:: Instruction ::
Please list all lines of the material below in which the string "СПАВ" occurs.

##### Data for this task #####

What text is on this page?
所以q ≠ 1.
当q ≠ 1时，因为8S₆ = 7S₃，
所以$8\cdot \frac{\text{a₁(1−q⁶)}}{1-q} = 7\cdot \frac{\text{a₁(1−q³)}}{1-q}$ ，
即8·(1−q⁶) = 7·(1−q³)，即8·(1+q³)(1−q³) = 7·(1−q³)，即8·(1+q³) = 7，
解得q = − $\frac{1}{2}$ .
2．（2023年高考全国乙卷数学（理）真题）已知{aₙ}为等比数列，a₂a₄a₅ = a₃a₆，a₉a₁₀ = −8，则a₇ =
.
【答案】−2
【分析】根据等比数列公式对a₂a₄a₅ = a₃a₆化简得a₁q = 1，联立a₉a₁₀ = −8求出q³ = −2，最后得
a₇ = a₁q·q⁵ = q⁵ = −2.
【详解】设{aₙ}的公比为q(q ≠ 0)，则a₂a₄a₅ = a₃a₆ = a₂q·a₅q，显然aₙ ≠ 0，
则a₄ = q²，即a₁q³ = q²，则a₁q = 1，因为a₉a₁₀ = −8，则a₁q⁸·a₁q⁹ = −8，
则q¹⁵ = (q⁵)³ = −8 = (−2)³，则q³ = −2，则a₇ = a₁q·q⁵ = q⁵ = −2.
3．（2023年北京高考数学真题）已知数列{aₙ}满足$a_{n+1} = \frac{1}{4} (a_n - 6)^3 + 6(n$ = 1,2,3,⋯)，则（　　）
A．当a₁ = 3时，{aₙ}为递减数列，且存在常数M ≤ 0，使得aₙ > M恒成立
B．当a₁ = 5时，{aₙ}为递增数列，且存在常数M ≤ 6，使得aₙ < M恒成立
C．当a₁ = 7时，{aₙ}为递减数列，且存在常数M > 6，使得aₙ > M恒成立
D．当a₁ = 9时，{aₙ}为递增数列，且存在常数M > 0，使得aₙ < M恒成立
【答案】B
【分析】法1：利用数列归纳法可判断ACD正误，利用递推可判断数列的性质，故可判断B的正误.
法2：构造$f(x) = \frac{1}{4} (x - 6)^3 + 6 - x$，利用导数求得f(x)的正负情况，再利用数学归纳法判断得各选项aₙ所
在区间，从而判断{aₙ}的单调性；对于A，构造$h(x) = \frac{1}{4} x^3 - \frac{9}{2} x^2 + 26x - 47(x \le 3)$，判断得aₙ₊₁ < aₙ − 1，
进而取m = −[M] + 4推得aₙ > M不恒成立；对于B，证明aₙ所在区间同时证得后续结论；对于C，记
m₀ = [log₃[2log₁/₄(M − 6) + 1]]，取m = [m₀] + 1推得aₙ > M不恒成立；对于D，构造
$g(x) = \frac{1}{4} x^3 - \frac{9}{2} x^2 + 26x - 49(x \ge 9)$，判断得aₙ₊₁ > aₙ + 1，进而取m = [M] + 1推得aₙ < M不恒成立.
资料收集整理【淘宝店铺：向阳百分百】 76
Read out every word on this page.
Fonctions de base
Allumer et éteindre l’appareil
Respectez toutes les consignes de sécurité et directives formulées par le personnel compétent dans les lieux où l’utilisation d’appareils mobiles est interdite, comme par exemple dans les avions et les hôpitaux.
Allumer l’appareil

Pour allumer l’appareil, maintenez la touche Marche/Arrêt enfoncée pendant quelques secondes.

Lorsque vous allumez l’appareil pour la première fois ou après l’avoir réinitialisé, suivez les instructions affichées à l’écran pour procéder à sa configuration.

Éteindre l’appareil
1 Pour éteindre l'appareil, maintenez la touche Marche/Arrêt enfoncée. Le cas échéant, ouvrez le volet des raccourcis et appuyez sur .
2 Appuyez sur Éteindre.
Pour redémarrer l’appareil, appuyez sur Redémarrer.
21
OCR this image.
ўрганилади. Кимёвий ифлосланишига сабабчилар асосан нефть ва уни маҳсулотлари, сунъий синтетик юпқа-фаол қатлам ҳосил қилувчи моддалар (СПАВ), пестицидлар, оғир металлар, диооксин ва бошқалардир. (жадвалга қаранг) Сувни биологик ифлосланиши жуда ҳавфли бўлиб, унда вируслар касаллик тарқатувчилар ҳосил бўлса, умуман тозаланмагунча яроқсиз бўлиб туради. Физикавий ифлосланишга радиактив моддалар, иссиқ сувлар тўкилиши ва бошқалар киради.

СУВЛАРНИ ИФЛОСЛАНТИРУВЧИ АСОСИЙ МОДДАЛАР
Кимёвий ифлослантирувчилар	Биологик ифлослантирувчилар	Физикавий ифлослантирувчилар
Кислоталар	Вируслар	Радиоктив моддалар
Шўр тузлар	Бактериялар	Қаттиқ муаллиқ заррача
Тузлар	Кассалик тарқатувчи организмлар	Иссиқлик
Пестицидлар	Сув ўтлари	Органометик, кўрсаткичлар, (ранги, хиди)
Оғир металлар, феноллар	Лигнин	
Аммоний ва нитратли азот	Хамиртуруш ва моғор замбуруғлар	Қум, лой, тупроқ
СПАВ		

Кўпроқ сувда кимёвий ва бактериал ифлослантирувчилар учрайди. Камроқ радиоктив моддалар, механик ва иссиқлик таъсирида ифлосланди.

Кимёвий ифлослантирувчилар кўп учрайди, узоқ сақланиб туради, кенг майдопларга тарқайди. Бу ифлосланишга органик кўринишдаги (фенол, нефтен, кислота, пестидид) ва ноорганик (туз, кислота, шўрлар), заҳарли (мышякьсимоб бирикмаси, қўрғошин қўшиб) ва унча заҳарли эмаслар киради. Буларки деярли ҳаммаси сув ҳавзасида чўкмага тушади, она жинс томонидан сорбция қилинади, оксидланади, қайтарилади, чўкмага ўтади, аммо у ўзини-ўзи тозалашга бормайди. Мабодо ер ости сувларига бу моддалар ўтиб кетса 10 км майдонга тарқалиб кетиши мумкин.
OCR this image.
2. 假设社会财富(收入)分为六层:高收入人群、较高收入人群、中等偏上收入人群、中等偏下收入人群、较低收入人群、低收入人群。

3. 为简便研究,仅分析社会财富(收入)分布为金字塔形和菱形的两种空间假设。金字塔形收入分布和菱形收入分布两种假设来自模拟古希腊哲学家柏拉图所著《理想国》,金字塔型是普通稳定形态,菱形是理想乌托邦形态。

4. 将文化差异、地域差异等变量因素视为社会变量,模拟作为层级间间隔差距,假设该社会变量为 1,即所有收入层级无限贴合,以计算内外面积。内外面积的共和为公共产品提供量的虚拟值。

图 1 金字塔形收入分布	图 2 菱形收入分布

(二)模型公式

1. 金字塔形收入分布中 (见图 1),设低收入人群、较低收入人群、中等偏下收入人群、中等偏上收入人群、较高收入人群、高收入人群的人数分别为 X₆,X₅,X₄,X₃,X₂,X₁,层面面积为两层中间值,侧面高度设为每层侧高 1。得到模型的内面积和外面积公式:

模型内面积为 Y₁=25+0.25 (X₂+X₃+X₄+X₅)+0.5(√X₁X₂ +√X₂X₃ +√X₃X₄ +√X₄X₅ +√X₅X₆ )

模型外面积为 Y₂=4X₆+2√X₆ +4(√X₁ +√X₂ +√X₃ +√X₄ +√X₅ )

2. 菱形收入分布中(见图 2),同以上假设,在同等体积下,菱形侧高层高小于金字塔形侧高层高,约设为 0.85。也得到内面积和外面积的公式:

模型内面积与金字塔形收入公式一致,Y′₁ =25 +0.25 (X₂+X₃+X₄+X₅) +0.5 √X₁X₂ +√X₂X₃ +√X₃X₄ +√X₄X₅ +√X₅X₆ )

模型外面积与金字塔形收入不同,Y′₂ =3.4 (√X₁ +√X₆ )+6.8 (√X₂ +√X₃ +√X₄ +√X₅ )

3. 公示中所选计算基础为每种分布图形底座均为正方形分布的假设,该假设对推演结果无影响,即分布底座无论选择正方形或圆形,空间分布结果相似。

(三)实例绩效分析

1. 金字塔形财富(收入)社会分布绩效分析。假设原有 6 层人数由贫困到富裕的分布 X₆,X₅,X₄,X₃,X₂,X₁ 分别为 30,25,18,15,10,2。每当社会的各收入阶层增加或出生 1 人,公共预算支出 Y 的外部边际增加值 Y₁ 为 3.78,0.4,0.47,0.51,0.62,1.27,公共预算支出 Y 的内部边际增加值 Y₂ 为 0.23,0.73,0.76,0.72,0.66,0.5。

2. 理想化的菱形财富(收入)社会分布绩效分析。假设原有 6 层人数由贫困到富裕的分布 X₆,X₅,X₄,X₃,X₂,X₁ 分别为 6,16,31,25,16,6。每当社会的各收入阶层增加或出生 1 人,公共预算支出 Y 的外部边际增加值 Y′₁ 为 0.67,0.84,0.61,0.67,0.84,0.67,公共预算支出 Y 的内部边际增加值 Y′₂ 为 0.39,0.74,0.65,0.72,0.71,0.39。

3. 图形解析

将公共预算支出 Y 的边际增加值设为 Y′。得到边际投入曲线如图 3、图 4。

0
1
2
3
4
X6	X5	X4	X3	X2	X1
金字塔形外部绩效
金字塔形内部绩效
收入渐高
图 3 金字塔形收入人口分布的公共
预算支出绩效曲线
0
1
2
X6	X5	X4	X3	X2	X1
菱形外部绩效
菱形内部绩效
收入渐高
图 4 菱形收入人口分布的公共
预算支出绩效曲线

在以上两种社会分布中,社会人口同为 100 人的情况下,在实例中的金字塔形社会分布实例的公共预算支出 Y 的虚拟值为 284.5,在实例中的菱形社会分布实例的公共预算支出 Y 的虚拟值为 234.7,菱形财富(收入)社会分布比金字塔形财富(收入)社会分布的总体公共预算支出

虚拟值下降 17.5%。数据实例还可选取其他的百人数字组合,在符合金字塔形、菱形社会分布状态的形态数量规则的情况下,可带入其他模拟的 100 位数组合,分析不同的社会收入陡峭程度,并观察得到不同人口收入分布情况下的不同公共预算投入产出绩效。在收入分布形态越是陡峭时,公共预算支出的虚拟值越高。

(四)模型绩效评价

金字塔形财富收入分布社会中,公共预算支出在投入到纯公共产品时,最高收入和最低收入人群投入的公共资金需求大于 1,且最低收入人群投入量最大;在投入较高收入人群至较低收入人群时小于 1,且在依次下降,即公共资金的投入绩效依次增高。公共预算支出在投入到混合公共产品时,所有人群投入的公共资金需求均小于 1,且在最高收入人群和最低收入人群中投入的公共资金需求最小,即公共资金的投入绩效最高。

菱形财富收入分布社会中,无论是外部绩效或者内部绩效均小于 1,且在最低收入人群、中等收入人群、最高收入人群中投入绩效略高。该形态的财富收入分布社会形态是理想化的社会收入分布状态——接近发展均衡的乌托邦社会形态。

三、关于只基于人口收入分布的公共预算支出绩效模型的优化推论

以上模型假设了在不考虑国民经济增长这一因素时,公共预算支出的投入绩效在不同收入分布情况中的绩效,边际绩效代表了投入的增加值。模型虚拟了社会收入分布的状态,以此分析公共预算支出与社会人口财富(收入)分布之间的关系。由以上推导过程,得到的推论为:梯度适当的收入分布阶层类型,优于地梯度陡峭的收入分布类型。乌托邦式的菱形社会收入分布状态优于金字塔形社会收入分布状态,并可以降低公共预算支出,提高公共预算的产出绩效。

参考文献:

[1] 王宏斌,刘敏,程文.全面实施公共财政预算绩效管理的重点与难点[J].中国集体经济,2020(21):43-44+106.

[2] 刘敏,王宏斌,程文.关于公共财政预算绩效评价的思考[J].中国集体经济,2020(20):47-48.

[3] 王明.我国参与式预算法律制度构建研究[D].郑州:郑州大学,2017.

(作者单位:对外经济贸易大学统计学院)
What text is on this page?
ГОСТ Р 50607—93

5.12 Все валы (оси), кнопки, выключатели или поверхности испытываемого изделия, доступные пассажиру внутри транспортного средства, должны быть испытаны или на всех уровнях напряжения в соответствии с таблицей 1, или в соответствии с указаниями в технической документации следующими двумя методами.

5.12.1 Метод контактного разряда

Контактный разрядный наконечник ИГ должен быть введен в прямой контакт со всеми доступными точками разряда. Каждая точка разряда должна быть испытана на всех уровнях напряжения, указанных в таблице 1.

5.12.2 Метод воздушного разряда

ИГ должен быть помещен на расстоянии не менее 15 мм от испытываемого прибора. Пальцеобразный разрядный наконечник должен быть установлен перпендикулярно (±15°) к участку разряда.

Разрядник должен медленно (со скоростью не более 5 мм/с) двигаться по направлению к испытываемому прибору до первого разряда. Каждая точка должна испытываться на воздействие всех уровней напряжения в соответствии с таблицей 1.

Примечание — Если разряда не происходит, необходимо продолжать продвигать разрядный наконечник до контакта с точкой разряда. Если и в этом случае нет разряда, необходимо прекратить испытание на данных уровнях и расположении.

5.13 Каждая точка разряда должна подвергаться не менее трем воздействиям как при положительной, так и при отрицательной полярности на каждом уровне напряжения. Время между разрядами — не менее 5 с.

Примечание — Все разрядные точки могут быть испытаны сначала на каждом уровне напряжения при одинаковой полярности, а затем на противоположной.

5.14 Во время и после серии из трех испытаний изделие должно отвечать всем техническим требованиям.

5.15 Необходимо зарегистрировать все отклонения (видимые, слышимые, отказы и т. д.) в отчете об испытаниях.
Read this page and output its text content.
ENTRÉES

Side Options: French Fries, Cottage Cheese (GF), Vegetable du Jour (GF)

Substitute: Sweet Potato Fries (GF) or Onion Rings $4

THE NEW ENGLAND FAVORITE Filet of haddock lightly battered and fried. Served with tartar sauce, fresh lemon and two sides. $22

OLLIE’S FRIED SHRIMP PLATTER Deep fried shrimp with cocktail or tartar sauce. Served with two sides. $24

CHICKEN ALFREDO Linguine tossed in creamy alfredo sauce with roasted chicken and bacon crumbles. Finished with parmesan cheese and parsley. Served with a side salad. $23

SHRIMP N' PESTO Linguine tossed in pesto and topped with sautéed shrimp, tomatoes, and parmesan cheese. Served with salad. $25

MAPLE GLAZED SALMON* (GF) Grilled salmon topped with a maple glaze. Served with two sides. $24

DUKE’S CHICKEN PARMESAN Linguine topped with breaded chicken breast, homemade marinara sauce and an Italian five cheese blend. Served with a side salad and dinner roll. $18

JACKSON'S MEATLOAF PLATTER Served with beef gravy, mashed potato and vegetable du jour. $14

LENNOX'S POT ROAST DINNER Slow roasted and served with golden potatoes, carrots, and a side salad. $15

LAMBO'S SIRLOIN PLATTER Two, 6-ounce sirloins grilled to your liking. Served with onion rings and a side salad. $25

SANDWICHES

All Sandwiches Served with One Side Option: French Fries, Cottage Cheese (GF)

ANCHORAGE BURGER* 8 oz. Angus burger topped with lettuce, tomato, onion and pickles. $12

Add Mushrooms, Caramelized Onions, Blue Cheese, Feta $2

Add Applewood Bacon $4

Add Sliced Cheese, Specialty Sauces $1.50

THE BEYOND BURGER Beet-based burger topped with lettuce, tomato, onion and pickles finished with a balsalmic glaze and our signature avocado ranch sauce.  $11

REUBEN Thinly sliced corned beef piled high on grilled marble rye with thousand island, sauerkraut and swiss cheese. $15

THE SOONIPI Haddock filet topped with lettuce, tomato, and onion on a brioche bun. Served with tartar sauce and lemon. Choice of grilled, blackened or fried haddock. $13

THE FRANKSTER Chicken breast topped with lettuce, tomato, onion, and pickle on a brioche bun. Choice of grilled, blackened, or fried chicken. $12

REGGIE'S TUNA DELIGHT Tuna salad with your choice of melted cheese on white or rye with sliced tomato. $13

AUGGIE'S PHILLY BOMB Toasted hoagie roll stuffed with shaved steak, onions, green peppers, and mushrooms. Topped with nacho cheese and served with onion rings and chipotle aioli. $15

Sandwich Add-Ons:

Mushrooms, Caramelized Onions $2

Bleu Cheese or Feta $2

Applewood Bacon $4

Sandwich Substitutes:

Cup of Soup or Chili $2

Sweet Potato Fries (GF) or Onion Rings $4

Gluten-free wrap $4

#####

:: Answer to the task ::
ўрганилади. Кимёвий ифлосланишига сабабчилар асосан нефть ва уни маҳсулотлари, сунъий синтетик юпқа-фаол қатлам ҳосил қилувчи моддалар (СПАВ), пестицидлар, оғир металлар, диооксин ва бошқалардир. (жадвалга қаранг) Сувни биологик ифлосланиши жуда ҳавфли бўлиб, унда вируслар касаллик тарқатувчилар ҳосил бўлса, умуман тозаланмагунча яроқсиз бўлиб туради. Физикавий ифлосланишга радиактив моддалар, иссиқ сувлар тўкилиши ва бошқалар киради.
СПАВ		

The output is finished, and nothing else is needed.